* BEGIN *

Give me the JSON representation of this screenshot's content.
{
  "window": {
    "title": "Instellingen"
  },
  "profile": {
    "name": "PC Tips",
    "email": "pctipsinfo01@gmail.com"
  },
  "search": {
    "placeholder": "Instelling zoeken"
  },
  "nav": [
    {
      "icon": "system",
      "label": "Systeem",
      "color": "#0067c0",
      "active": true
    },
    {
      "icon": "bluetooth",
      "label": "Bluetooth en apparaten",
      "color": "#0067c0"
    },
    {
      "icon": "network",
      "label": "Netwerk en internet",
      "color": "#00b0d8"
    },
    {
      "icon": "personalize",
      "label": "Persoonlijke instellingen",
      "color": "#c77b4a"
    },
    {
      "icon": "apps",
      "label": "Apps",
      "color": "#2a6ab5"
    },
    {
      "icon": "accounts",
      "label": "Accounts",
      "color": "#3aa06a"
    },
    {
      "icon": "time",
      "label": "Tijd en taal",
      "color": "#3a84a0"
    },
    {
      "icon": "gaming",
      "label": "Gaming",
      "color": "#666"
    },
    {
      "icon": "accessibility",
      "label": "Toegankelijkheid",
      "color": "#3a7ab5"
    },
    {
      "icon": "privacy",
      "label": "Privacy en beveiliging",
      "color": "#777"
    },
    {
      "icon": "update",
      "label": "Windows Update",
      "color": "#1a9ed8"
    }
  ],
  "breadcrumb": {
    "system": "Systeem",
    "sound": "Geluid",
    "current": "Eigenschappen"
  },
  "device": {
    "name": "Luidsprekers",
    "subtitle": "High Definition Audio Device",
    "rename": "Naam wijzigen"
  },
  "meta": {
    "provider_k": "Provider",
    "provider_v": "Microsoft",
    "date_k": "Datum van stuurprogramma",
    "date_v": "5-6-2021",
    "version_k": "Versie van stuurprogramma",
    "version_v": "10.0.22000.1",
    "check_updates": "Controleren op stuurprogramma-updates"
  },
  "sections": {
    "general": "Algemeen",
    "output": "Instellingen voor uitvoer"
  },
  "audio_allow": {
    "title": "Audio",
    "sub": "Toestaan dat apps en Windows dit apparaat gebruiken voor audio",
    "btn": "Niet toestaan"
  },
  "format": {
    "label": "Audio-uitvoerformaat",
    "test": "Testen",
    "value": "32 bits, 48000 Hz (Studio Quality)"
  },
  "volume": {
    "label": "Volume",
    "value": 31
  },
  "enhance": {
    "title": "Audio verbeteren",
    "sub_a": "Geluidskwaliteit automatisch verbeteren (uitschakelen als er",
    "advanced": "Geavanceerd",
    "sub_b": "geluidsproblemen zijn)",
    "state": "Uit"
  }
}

* END *

→ YOUR TASK
Filter the records above for lines containing the word "voor", and copy those lines.

→ THE SOLUTION
    "output": "Instellingen voor uitvoer"
    "sub": "Toestaan dat apps en Windows dit apparaat gebruiken voor audio",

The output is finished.